## What to do
Your copy should repeat each record exactly and contain none of the pictures.

## Given data

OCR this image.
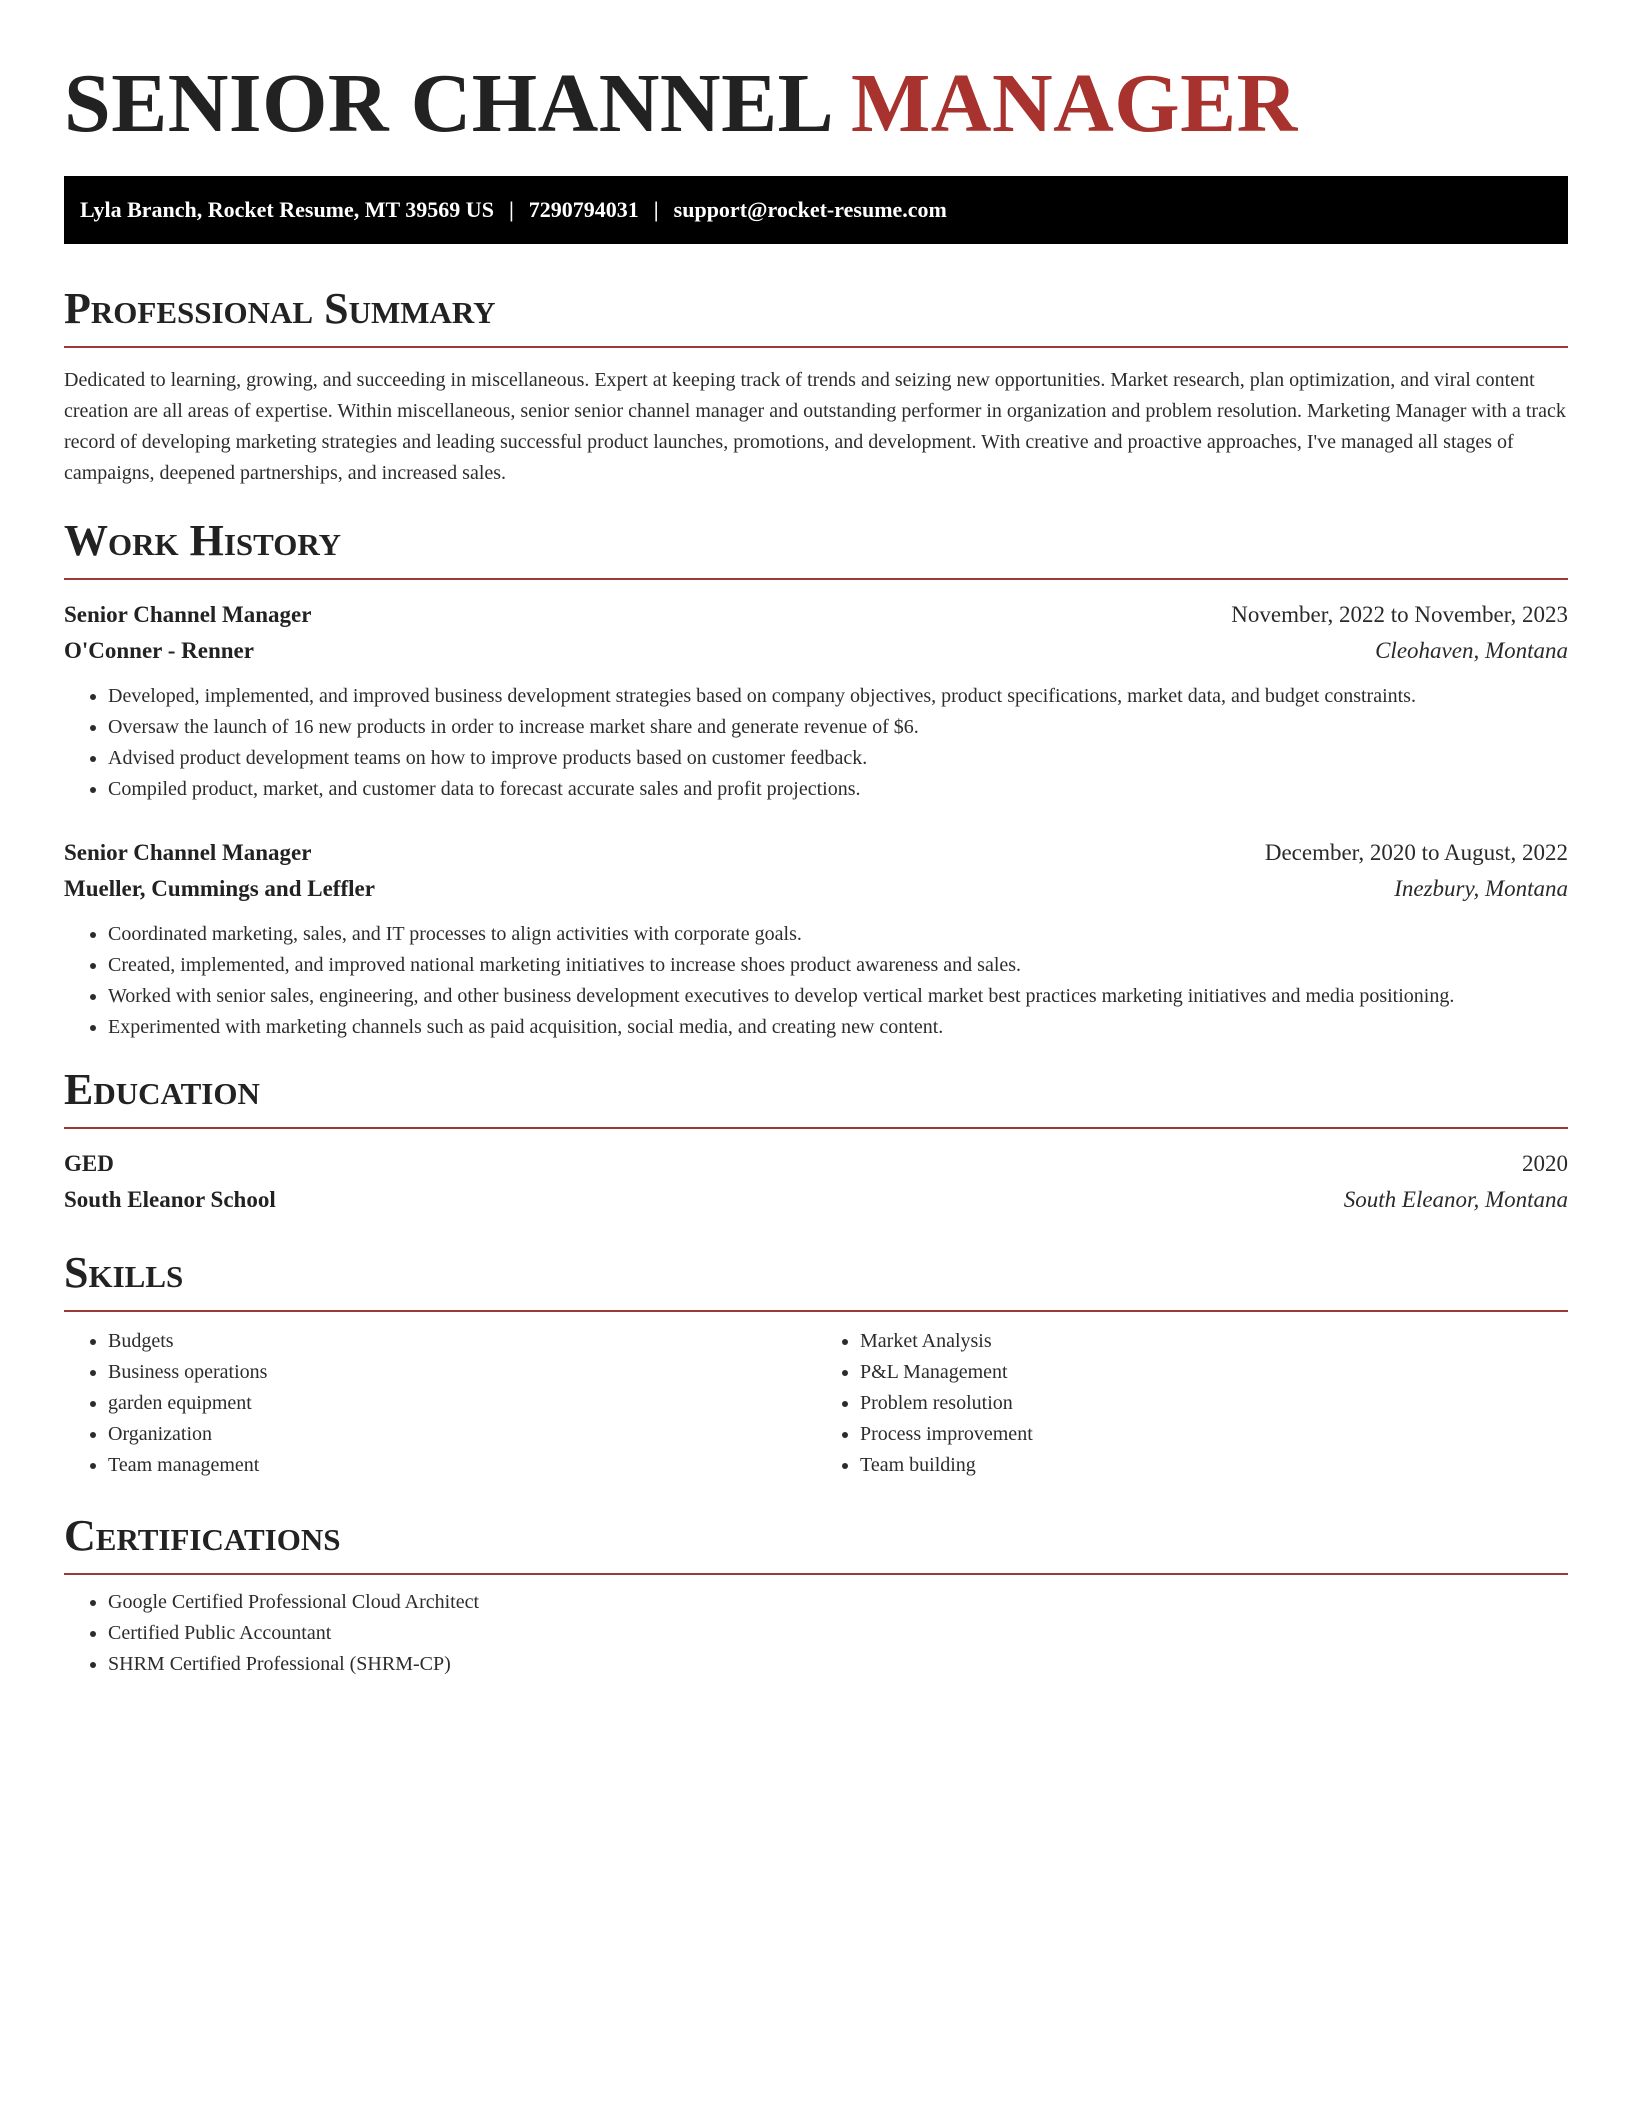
SENIOR CHANNEL MANAGER
Lyla Branch, Rocket Resume, MT 39569 US | 7290794031 | support@rocket-resume.com
Professional Summary

Dedicated to learning, growing, and succeeding in miscellaneous. Expert at keeping track of trends and seizing new opportunities. Market research, plan optimization, and viral content creation are all areas of expertise. Within miscellaneous, senior senior channel manager and outstanding performer in organization and problem resolution. Marketing Manager with a track record of developing marketing strategies and leading successful product launches, promotions, and development. With creative and proactive approaches, I've managed all stages of campaigns, deepened partnerships, and increased sales.

Work History
Senior Channel Manager	November, 2022 to November, 2023
O'Conner - Renner	Cleohaven, Montana
• Developed, implemented, and improved business development strategies based on company objectives, product specifications, market data, and budget constraints.
• Oversaw the launch of 16 new products in order to increase market share and generate revenue of $6.
• Advised product development teams on how to improve products based on customer feedback.
• Compiled product, market, and customer data to forecast accurate sales and profit projections.
Senior Channel Manager	December, 2020 to August, 2022
Mueller, Cummings and Leffler	Inezbury, Montana
• Coordinated marketing, sales, and IT processes to align activities with corporate goals.
• Created, implemented, and improved national marketing initiatives to increase shoes product awareness and sales.
• Worked with senior sales, engineering, and other business development executives to develop vertical market best practices marketing initiatives and media positioning.
• Experimented with marketing channels such as paid acquisition, social media, and creating new content.
Education
GED	2020
South Eleanor School	South Eleanor, Montana
Skills
• Budgets
• Business operations
• garden equipment
• Organization
• Team management
• Market Analysis
• P&L Management
• Problem resolution
• Process improvement
• Team building
Certifications
• Google Certified Professional Cloud Architect
• Certified Public Accountant
• SHRM Certified Professional (SHRM-CP)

## Completed exercise
OCR this image.
SENIOR CHANNEL MANAGER
Lyla Branch, Rocket Resume, MT 39569 US | 7290794031 | support@rocket-resume.com
Professional Summary

Dedicated to learning, growing, and succeeding in miscellaneous. Expert at keeping track of trends and seizing new opportunities. Market research, plan optimization, and viral content creation are all areas of expertise. Within miscellaneous, senior senior channel manager and outstanding performer in organization and problem resolution. Marketing Manager with a track record of developing marketing strategies and leading successful product launches, promotions, and development. With creative and proactive approaches, I've managed all stages of campaigns, deepened partnerships, and increased sales.

Work History
Senior Channel Manager	November, 2022 to November, 2023
O'Conner - Renner	Cleohaven, Montana
• Developed, implemented, and improved business development strategies based on company objectives, product specifications, market data, and budget constraints.
• Oversaw the launch of 16 new products in order to increase market share and generate revenue of $6.
• Advised product development teams on how to improve products based on customer feedback.
• Compiled product, market, and customer data to forecast accurate sales and profit projections.
Senior Channel Manager	December, 2020 to August, 2022
Mueller, Cummings and Leffler	Inezbury, Montana
• Coordinated marketing, sales, and IT processes to align activities with corporate goals.
• Created, implemented, and improved national marketing initiatives to increase shoes product awareness and sales.
• Worked with senior sales, engineering, and other business development executives to develop vertical market best practices marketing initiatives and media positioning.
• Experimented with marketing channels such as paid acquisition, social media, and creating new content.
Education
GED	2020
South Eleanor School	South Eleanor, Montana
Skills
• Budgets
• Business operations
• garden equipment
• Organization
• Team management
• Market Analysis
• P&L Management
• Problem resolution
• Process improvement
• Team building
Certifications
• Google Certified Professional Cloud Architect
• Certified Public Accountant
• SHRM Certified Professional (SHRM-CP)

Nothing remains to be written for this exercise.